▶ **What to work on**:
Would you return all of this data exactly, leaving nothing out?

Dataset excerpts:
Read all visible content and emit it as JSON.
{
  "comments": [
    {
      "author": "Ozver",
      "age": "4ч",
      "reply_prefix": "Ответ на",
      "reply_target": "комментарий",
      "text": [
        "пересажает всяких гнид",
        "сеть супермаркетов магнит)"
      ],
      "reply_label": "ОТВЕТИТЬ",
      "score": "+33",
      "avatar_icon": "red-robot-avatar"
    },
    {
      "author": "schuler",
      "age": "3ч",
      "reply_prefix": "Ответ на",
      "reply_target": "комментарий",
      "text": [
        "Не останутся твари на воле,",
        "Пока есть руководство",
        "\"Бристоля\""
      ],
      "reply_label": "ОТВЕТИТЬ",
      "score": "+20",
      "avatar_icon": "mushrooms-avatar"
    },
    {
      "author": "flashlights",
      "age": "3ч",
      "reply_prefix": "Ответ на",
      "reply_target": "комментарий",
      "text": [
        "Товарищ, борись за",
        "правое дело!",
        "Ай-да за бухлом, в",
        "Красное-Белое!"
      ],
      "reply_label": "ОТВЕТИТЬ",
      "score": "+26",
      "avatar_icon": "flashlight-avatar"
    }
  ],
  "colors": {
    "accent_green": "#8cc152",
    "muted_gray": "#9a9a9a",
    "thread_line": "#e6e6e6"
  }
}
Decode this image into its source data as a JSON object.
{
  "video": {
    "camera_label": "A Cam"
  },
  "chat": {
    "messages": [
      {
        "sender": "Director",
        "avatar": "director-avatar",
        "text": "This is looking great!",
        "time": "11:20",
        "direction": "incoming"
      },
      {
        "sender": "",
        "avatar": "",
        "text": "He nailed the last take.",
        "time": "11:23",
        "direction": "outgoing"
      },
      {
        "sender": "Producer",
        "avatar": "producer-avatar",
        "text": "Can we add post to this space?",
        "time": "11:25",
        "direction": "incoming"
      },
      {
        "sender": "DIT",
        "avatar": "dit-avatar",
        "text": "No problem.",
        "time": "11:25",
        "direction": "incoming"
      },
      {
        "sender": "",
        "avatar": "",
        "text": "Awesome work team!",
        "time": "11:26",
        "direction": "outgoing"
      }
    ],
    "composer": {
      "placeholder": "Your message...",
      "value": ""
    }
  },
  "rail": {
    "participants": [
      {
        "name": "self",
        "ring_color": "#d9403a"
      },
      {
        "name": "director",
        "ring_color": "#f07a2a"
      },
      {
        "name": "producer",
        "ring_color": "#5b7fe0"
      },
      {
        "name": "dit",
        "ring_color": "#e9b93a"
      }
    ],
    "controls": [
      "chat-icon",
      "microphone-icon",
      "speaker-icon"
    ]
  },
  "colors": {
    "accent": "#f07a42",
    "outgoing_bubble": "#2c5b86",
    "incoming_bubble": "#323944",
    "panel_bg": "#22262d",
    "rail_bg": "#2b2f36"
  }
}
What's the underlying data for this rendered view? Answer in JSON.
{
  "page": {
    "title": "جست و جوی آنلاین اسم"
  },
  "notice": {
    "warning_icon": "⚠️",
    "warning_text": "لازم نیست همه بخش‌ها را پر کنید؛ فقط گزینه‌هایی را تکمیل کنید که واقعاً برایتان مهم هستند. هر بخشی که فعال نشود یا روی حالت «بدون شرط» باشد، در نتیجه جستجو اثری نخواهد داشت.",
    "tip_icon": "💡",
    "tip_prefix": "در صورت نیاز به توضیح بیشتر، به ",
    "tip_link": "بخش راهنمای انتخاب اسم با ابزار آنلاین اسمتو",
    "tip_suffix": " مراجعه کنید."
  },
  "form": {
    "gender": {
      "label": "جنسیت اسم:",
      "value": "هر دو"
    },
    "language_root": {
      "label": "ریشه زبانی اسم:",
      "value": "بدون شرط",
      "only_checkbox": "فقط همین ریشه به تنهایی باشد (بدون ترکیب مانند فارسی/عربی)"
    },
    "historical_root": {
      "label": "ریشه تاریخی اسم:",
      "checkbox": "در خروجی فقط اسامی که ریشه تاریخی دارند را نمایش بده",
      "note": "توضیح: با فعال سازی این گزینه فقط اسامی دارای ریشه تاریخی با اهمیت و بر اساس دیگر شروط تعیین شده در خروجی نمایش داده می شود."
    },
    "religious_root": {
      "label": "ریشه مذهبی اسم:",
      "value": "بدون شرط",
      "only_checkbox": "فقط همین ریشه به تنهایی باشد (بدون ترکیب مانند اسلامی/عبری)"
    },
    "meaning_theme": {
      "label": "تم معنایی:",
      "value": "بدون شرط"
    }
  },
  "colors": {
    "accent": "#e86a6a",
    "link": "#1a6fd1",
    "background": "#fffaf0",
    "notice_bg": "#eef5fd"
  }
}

▶ **Solution**:
Read all visible content and emit it as JSON.
{
  "comments": [
    {
      "author": "Ozver",
      "age": "4ч",
      "reply_prefix": "Ответ на",
      "reply_target": "комментарий",
      "text": [
        "пересажает всяких гнид",
        "сеть супермаркетов магнит)"
      ],
      "reply_label": "ОТВЕТИТЬ",
      "score": "+33",
      "avatar_icon": "red-robot-avatar"
    },
    {
      "author": "schuler",
      "age": "3ч",
      "reply_prefix": "Ответ на",
      "reply_target": "комментарий",
      "text": [
        "Не останутся твари на воле,",
        "Пока есть руководство",
        "\"Бристоля\""
      ],
      "reply_label": "ОТВЕТИТЬ",
      "score": "+20",
      "avatar_icon": "mushrooms-avatar"
    },
    {
      "author": "flashlights",
      "age": "3ч",
      "reply_prefix": "Ответ на",
      "reply_target": "комментарий",
      "text": [
        "Товарищ, борись за",
        "правое дело!",
        "Ай-да за бухлом, в",
        "Красное-Белое!"
      ],
      "reply_label": "ОТВЕТИТЬ",
      "score": "+26",
      "avatar_icon": "flashlight-avatar"
    }
  ],
  "colors": {
    "accent_green": "#8cc152",
    "muted_gray": "#9a9a9a",
    "thread_line": "#e6e6e6"
  }
}
Decode this image into its source data as a JSON object.
{
  "video": {
    "camera_label": "A Cam"
  },
  "chat": {
    "messages": [
      {
        "sender": "Director",
        "avatar": "director-avatar",
        "text": "This is looking great!",
        "time": "11:20",
        "direction": "incoming"
      },
      {
        "sender": "",
        "avatar": "",
        "text": "He nailed the last take.",
        "time": "11:23",
        "direction": "outgoing"
      },
      {
        "sender": "Producer",
        "avatar": "producer-avatar",
        "text": "Can we add post to this space?",
        "time": "11:25",
        "direction": "incoming"
      },
      {
        "sender": "DIT",
        "avatar": "dit-avatar",
        "text": "No problem.",
        "time": "11:25",
        "direction": "incoming"
      },
      {
        "sender": "",
        "avatar": "",
        "text": "Awesome work team!",
        "time": "11:26",
        "direction": "outgoing"
      }
    ],
    "composer": {
      "placeholder": "Your message...",
      "value": ""
    }
  },
  "rail": {
    "participants": [
      {
        "name": "self",
        "ring_color": "#d9403a"
      },
      {
        "name": "director",
        "ring_color": "#f07a2a"
      },
      {
        "name": "producer",
        "ring_color": "#5b7fe0"
      },
      {
        "name": "dit",
        "ring_color": "#e9b93a"
      }
    ],
    "controls": [
      "chat-icon",
      "microphone-icon",
      "speaker-icon"
    ]
  },
  "colors": {
    "accent": "#f07a42",
    "outgoing_bubble": "#2c5b86",
    "incoming_bubble": "#323944",
    "panel_bg": "#22262d",
    "rail_bg": "#2b2f36"
  }
}
What's the underlying data for this rendered view? Answer in JSON.
{
  "page": {
    "title": "جست و جوی آنلاین اسم"
  },
  "notice": {
    "warning_icon": "⚠️",
    "warning_text": "لازم نیست همه بخش‌ها را پر کنید؛ فقط گزینه‌هایی را تکمیل کنید که واقعاً برایتان مهم هستند. هر بخشی که فعال نشود یا روی حالت «بدون شرط» باشد، در نتیجه جستجو اثری نخواهد داشت.",
    "tip_icon": "💡",
    "tip_prefix": "در صورت نیاز به توضیح بیشتر، به ",
    "tip_link": "بخش راهنمای انتخاب اسم با ابزار آنلاین اسمتو",
    "tip_suffix": " مراجعه کنید."
  },
  "form": {
    "gender": {
      "label": "جنسیت اسم:",
      "value": "هر دو"
    },
    "language_root": {
      "label": "ریشه زبانی اسم:",
      "value": "بدون شرط",
      "only_checkbox": "فقط همین ریشه به تنهایی باشد (بدون ترکیب مانند فارسی/عربی)"
    },
    "historical_root": {
      "label": "ریشه تاریخی اسم:",
      "checkbox": "در خروجی فقط اسامی که ریشه تاریخی دارند را نمایش بده",
      "note": "توضیح: با فعال سازی این گزینه فقط اسامی دارای ریشه تاریخی با اهمیت و بر اساس دیگر شروط تعیین شده در خروجی نمایش داده می شود."
    },
    "religious_root": {
      "label": "ریشه مذهبی اسم:",
      "value": "بدون شرط",
      "only_checkbox": "فقط همین ریشه به تنهایی باشد (بدون ترکیب مانند اسلامی/عبری)"
    },
    "meaning_theme": {
      "label": "تم معنایی:",
      "value": "بدون شرط"
    }
  },
  "colors": {
    "accent": "#e86a6a",
    "link": "#1a6fd1",
    "background": "#fffaf0",
    "notice_bg": "#eef5fd"
  }
}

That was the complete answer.